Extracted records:
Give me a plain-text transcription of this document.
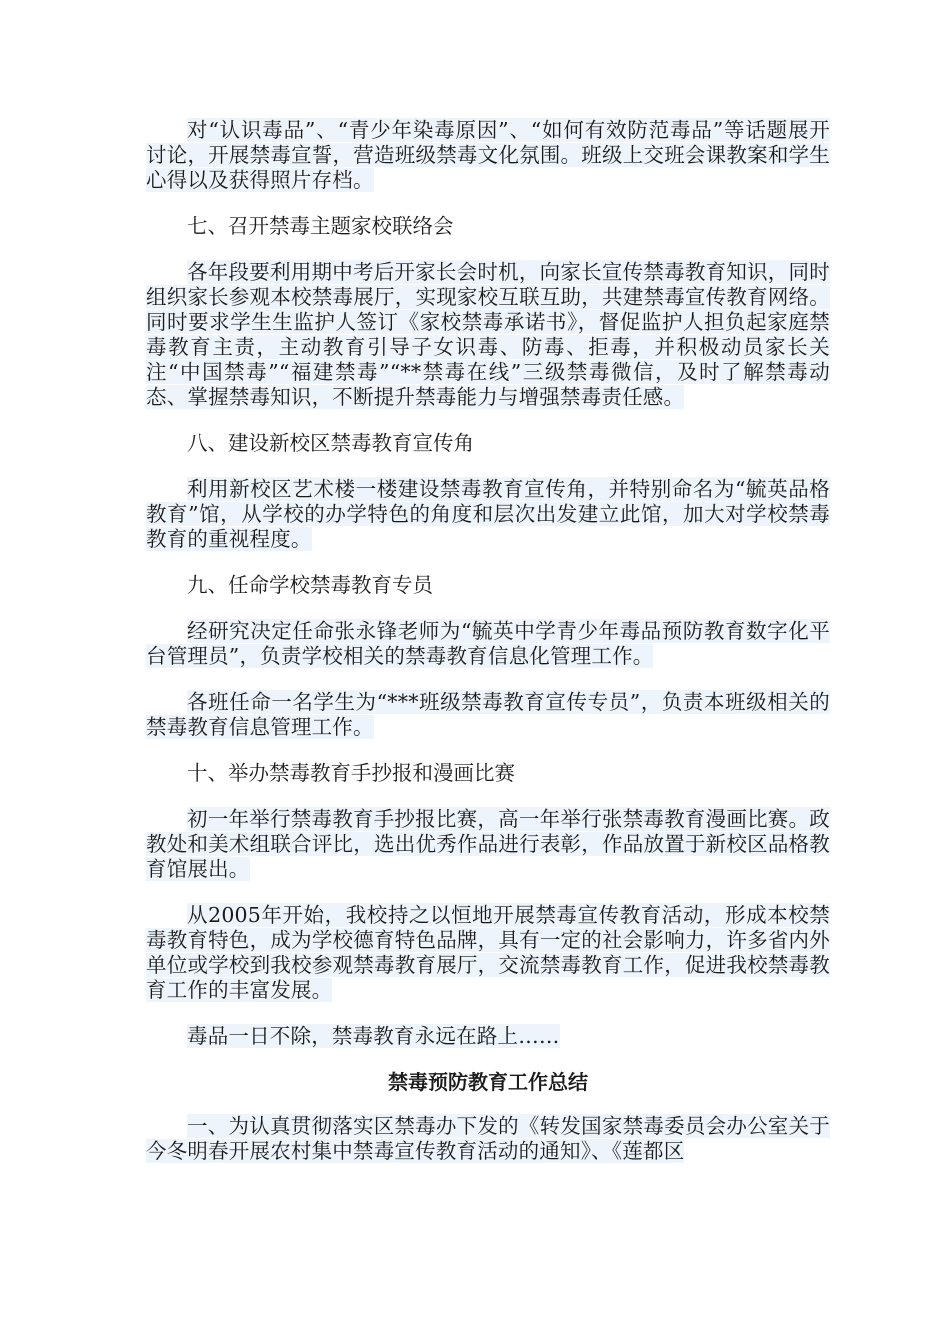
对“认识毒品”、“青少年染毒原因”、“如何有效防范毒品”等话题展开讨论，开展禁毒宣誓，营造班级禁毒文化氛围。班级上交班会课教案和学生心得以及获得照片存档。

七、召开禁毒主题家校联络会

各年段要利用期中考后开家长会时机，向家长宣传禁毒教育知识，同时组织家长参观本校禁毒展厅，实现家校互联互助，共建禁毒宣传教育网络。同时要求学生生监护人签订《家校禁毒承诺书》，督促监护人担负起家庭禁毒教育主责，主动教育引导子女识毒、防毒、拒毒，并积极动员家长关注“中国禁毒”“福建禁毒”“**禁毒在线”三级禁毒微信，及时了解禁毒动态、掌握禁毒知识，不断提升禁毒能力与增强禁毒责任感。

八、建设新校区禁毒教育宣传角

利用新校区艺术楼一楼建设禁毒教育宣传角，并特别命名为“毓英品格教育”馆，从学校的办学特色的角度和层次出发建立此馆，加大对学校禁毒教育的重视程度。

九、任命学校禁毒教育专员

经研究决定任命张永锋老师为“毓英中学青少年毒品预防教育数字化平台管理员”，负责学校相关的禁毒教育信息化管理工作。

各班任命一名学生为“***班级禁毒教育宣传专员”，负责本班级相关的禁毒教育信息管理工作。

十、举办禁毒教育手抄报和漫画比赛

初一年举行禁毒教育手抄报比赛，高一年举行张禁毒教育漫画比赛。政教处和美术组联合评比，选出优秀作品进行表彰，作品放置于新校区品格教育馆展出。

从2005年开始，我校持之以恒地开展禁毒宣传教育活动，形成本校禁毒教育特色，成为学校德育特色品牌，具有一定的社会影响力，许多省内外单位或学校到我校参观禁毒教育展厅，交流禁毒教育工作，促进我校禁毒教育工作的丰富发展。

毒品一日不除，禁毒教育永远在路上……

禁毒预防教育工作总结

一、为认真贯彻落实区禁毒办下发的《转发国家禁毒委员会办公室关于今冬明春开展农村集中禁毒宣传教育活动的通知》、《莲都区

### Stated task
Repeat all of the data above word for word, minus the pictures.

### Result below
Give me a plain-text transcription of this document.
对“认识毒品”、“青少年染毒原因”、“如何有效防范毒品”等话题展开讨论，开展禁毒宣誓，营造班级禁毒文化氛围。班级上交班会课教案和学生心得以及获得照片存档。

七、召开禁毒主题家校联络会

各年段要利用期中考后开家长会时机，向家长宣传禁毒教育知识，同时组织家长参观本校禁毒展厅，实现家校互联互助，共建禁毒宣传教育网络。同时要求学生生监护人签订《家校禁毒承诺书》，督促监护人担负起家庭禁毒教育主责，主动教育引导子女识毒、防毒、拒毒，并积极动员家长关注“中国禁毒”“福建禁毒”“**禁毒在线”三级禁毒微信，及时了解禁毒动态、掌握禁毒知识，不断提升禁毒能力与增强禁毒责任感。

八、建设新校区禁毒教育宣传角

利用新校区艺术楼一楼建设禁毒教育宣传角，并特别命名为“毓英品格教育”馆，从学校的办学特色的角度和层次出发建立此馆，加大对学校禁毒教育的重视程度。

九、任命学校禁毒教育专员

经研究决定任命张永锋老师为“毓英中学青少年毒品预防教育数字化平台管理员”，负责学校相关的禁毒教育信息化管理工作。

各班任命一名学生为“***班级禁毒教育宣传专员”，负责本班级相关的禁毒教育信息管理工作。

十、举办禁毒教育手抄报和漫画比赛

初一年举行禁毒教育手抄报比赛，高一年举行张禁毒教育漫画比赛。政教处和美术组联合评比，选出优秀作品进行表彰，作品放置于新校区品格教育馆展出。

从2005年开始，我校持之以恒地开展禁毒宣传教育活动，形成本校禁毒教育特色，成为学校德育特色品牌，具有一定的社会影响力，许多省内外单位或学校到我校参观禁毒教育展厅，交流禁毒教育工作，促进我校禁毒教育工作的丰富发展。

毒品一日不除，禁毒教育永远在路上……

禁毒预防教育工作总结

一、为认真贯彻落实区禁毒办下发的《转发国家禁毒委员会办公室关于今冬明春开展农村集中禁毒宣传教育活动的通知》、《莲都区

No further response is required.